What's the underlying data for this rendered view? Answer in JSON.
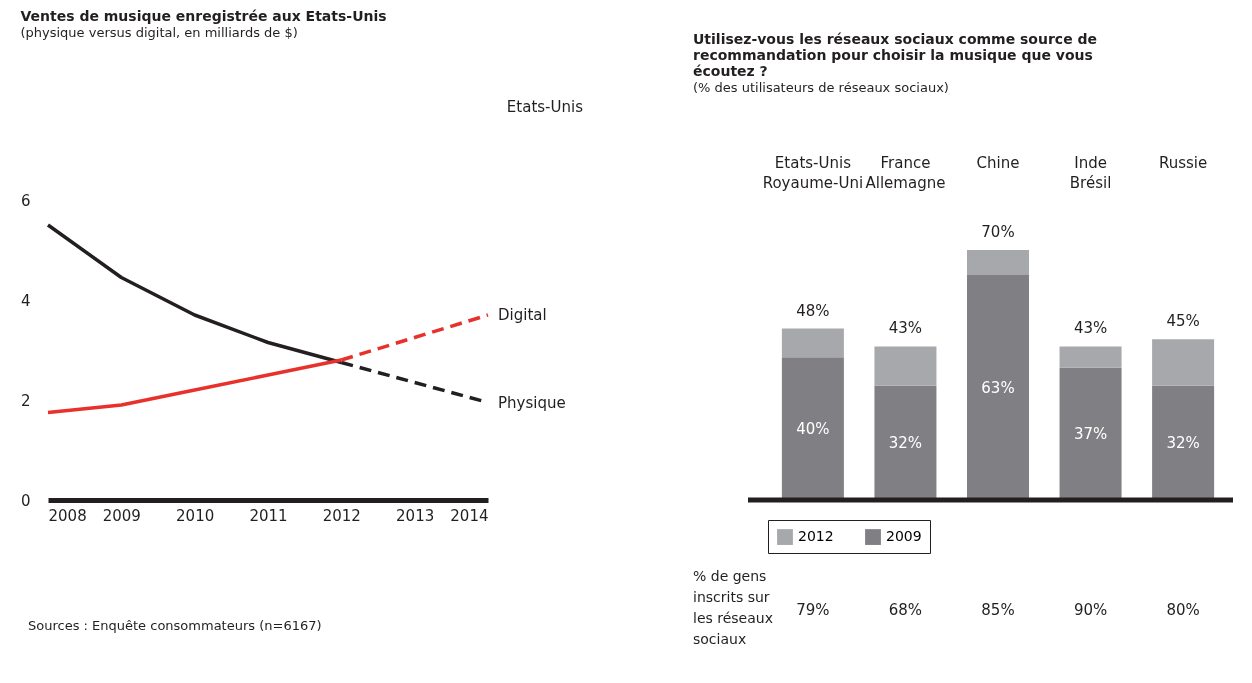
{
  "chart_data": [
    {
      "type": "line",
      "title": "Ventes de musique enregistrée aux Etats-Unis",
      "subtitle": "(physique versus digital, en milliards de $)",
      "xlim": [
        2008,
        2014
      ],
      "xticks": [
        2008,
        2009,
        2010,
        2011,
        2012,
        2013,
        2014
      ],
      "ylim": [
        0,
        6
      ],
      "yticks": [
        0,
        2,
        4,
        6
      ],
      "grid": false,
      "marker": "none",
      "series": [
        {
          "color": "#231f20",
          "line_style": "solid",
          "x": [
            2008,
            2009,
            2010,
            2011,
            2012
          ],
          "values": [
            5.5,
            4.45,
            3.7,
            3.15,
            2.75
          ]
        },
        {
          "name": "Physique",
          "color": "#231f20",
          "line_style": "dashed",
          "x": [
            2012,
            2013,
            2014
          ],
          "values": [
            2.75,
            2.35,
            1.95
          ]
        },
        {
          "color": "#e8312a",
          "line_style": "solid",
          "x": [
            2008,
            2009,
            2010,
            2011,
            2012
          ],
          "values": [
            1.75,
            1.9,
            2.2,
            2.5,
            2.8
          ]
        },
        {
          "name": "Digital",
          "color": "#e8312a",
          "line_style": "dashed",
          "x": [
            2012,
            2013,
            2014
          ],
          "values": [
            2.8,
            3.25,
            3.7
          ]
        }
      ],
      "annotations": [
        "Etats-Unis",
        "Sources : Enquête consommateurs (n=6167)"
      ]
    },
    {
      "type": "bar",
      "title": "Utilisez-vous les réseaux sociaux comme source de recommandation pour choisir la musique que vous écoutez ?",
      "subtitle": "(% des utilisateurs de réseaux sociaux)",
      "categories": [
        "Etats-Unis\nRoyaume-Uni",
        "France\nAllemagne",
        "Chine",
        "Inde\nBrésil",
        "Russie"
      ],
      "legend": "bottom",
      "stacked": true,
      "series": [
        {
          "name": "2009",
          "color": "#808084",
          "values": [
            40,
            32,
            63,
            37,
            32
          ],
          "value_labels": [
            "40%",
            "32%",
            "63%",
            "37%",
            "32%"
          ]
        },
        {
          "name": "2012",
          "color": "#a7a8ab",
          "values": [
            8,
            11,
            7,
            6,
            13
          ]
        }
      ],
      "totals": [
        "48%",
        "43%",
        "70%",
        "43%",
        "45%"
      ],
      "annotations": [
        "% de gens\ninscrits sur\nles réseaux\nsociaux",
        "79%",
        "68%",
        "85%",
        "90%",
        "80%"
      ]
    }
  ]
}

━━━━━━━━━━━━━━━━━━━━━━━━━━━━━━

- Instructions to follow -
Return a copy of every line that includes the word "Etats".

- Answer for the task -
      "title": "Ventes de musique enregistrée aux Etats-Unis",
        "Etats-Unis",
        "Etats-Unis\nRoyaume-Uni",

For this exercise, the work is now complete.